_Tâches à réaliser_.
1. Recopiez le passage de l'extrait sur les cercles catholiques d'ouvriers qui commence à "Les cercles catholiques d’ouvriers" et se termine à "un conseil corporatif.".
2. Veuillez traduire en anglais cette phrase de l'extrait sur les cercles catholiques d'ouvriers : « Les cercles catholiques d’ouvriers sont un moyen, ce n’est pas le but où visent les réformateurs chrétiens. »
3. D'après l'extrait sur les cercles catholiques d'ouvriers, quel est le but des réformateurs chrétiens ?

_Extrait source_.
___
Les cercles catholiques d’ouvriers sont un moyen, ce n’est pas le but où visent les réformateurs chrétiens. Leur but est le rétablissement de la corporation, non pas telle qu’elle existait sous l’ancien régime, M. de Mun et ses amis sont des hommes trop intelligents pour méconnaître les nouvelles conditions économiques, mais encore sur le modèle antique. Dans les cercles catholiques nous avons vu que les deux couches sociales, la couche haute et la couche basse, la couche instruite et l’autre, les bourgeois et les prolétaires, les capitalistes et les ouvriers entrent en contact. Les comités d’études enseignent que l’apaisement social résultera de l’association des ouvriers et des patrons, d’une même industrie ou d’une même usine dans une corporation que dirigerait un conseil corporatif.
___
_Liste fournie_.
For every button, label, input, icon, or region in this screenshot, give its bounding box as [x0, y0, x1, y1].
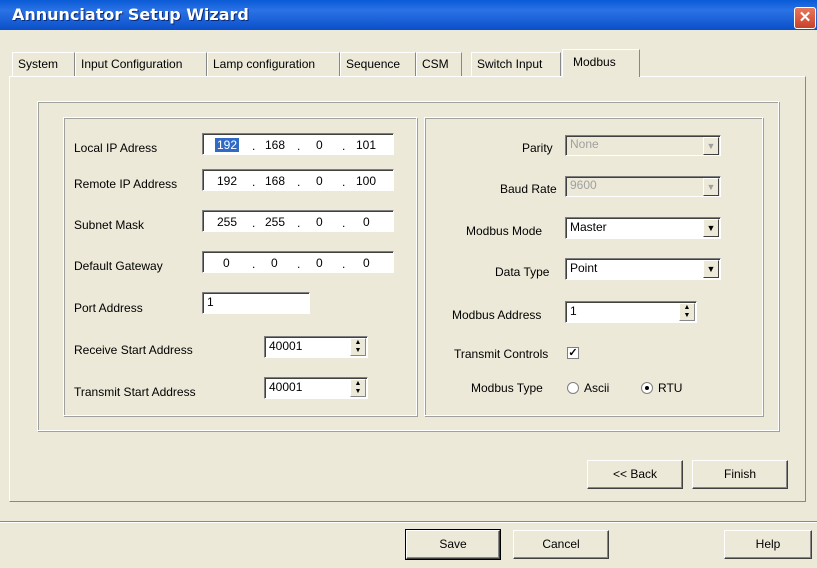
modbus-address-value: 1 [570, 304, 577, 318]
spin-down-icon[interactable]: ▼ [684, 312, 691, 319]
transmit-start-label: Transmit Start Address [74, 385, 196, 399]
ip-dot: . [297, 257, 301, 271]
tab-switch-input[interactable]: Switch Input [471, 52, 561, 76]
default-gateway-field[interactable]: 0 . 0 . 0 . 0 [202, 251, 394, 273]
remote-ip-octet-1: 192 [217, 174, 238, 188]
transmit-start-value: 40001 [269, 380, 303, 394]
ip-dot: . [252, 175, 256, 189]
finish-button[interactable]: Finish [692, 460, 788, 489]
receive-start-value: 40001 [269, 339, 303, 353]
subnet-octet-1: 255 [217, 215, 238, 229]
subnet-octet-4: 0 [363, 215, 370, 229]
chevron-down-icon[interactable]: ▼ [703, 219, 719, 237]
transmit-controls-checkbox[interactable]: ✓ [567, 347, 579, 359]
chevron-down-icon[interactable]: ▼ [703, 260, 719, 278]
gateway-octet-2: 0 [271, 256, 278, 270]
ip-dot: . [252, 139, 256, 153]
gateway-octet-1: 0 [223, 256, 230, 270]
back-button[interactable]: << Back [587, 460, 683, 489]
ip-dot: . [342, 257, 346, 271]
transmit-controls-label: Transmit Controls [454, 347, 549, 361]
modbus-mode-label: Modbus Mode [466, 224, 543, 238]
spin-down-icon[interactable]: ▼ [355, 388, 362, 395]
remote-ip-octet-3: 0 [316, 174, 323, 188]
cancel-button[interactable]: Cancel [513, 530, 609, 559]
spin-buttons[interactable]: ▲ ▼ [350, 338, 366, 356]
local-ip-field[interactable]: 192 . 168 . 0 . 101 [202, 133, 394, 155]
local-ip-label: Local IP Adress [74, 141, 158, 155]
modbus-mode-select[interactable]: Master ▼ [565, 217, 721, 239]
ip-dot: . [342, 175, 346, 189]
spin-buttons[interactable]: ▲ ▼ [350, 379, 366, 397]
tab-lamp-configuration[interactable]: Lamp configuration [207, 52, 340, 76]
default-gateway-label: Default Gateway [74, 259, 163, 273]
tab-sequence[interactable]: Sequence [340, 52, 416, 76]
chevron-down-icon[interactable]: ▼ [703, 137, 719, 155]
radio-rtu-label[interactable]: RTU [658, 381, 682, 395]
help-button[interactable]: Help [724, 530, 812, 559]
tab-modbus[interactable]: Modbus [562, 49, 640, 77]
subnet-mask-field[interactable]: 255 . 255 . 0 . 0 [202, 210, 394, 232]
modbus-type-label: Modbus Type [471, 381, 543, 395]
modbus-mode-value: Master [570, 220, 607, 234]
close-button[interactable]: ✕ [794, 7, 816, 29]
parity-select[interactable]: None ▼ [565, 135, 721, 156]
separator [0, 521, 817, 523]
port-address-input[interactable]: 1 [202, 292, 310, 314]
spin-down-icon[interactable]: ▼ [355, 347, 362, 354]
tab-input-configuration[interactable]: Input Configuration [75, 52, 207, 76]
spin-up-icon[interactable]: ▲ [355, 339, 362, 346]
local-ip-octet-4: 101 [356, 138, 377, 152]
radio-rtu[interactable] [641, 382, 653, 394]
ip-dot: . [342, 216, 346, 230]
data-type-value: Point [570, 261, 598, 275]
gateway-octet-3: 0 [316, 256, 323, 270]
save-button[interactable]: Save [405, 529, 501, 560]
ip-dot: . [342, 139, 346, 153]
radio-ascii[interactable] [567, 382, 579, 394]
baud-rate-select[interactable]: 9600 ▼ [565, 176, 721, 197]
receive-start-label: Receive Start Address [74, 343, 193, 357]
subnet-octet-2: 255 [265, 215, 286, 229]
baud-rate-label: Baud Rate [500, 182, 557, 196]
ip-dot: . [252, 257, 256, 271]
window-title: Annunciator Setup Wizard [12, 5, 249, 24]
remote-ip-octet-4: 100 [356, 174, 377, 188]
ip-dot: . [297, 175, 301, 189]
spin-up-icon[interactable]: ▲ [684, 304, 691, 311]
tab-csm[interactable]: CSM [416, 52, 462, 76]
chevron-down-icon[interactable]: ▼ [703, 178, 719, 196]
transmit-start-spinner[interactable]: 40001 ▲ ▼ [264, 377, 368, 399]
local-ip-octet-3: 0 [316, 138, 323, 152]
data-type-select[interactable]: Point ▼ [565, 258, 721, 280]
ip-dot: . [252, 216, 256, 230]
local-ip-octet-2: 168 [265, 138, 286, 152]
subnet-octet-3: 0 [316, 215, 323, 229]
local-ip-octet-1: 192 [215, 138, 240, 152]
receive-start-spinner[interactable]: 40001 ▲ ▼ [264, 336, 368, 358]
parity-label: Parity [522, 141, 553, 155]
tab-system[interactable]: System [12, 52, 75, 76]
parity-value: None [570, 137, 599, 151]
remote-ip-label: Remote IP Address [74, 177, 178, 191]
ip-dot: . [297, 216, 301, 230]
ip-dot: . [297, 139, 301, 153]
port-address-label: Port Address [74, 301, 143, 315]
data-type-label: Data Type [495, 265, 550, 279]
gateway-octet-4: 0 [363, 256, 370, 270]
spin-up-icon[interactable]: ▲ [355, 380, 362, 387]
remote-ip-field[interactable]: 192 . 168 . 0 . 100 [202, 169, 394, 191]
baud-rate-value: 9600 [570, 178, 597, 192]
remote-ip-octet-2: 168 [265, 174, 286, 188]
modbus-address-spinner[interactable]: 1 ▲ ▼ [565, 301, 697, 323]
subnet-mask-label: Subnet Mask [74, 218, 145, 232]
modbus-address-label: Modbus Address [452, 308, 542, 322]
spin-buttons[interactable]: ▲ ▼ [679, 303, 695, 321]
radio-ascii-label[interactable]: Ascii [584, 381, 609, 395]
___
_Réponses par tâche_.
1.
Les cercles catholiques d’ouvriers sont un moyen, ce n’est pas le but où visent les réformateurs chrétiens. Leur but est le rétablissement de la corporation, non pas telle qu’elle existait sous l’ancien régime, M. de Mun et ses amis sont des hommes trop intelligents pour méconnaître les nouvelles conditions économiques, mais encore sur le modèle antique. Dans les cercles catholiques nous avons vu que les deux couches sociales, la couche haute et la couche basse, la couche instruite et l’autre, les bourgeois et les prolétaires, les capitalistes et les ouvriers entrent en contact. Les comités d’études enseignent que l’apaisement social résultera de l’association des ouvriers et des patrons, d’une même industrie ou d’une même usine dans une corporation que dirigerait un conseil corporatif.

2. Catholic workers' circles are a means; they are not the goal at which the Christian reformers aim.

3. Le rétablissement de la corporation.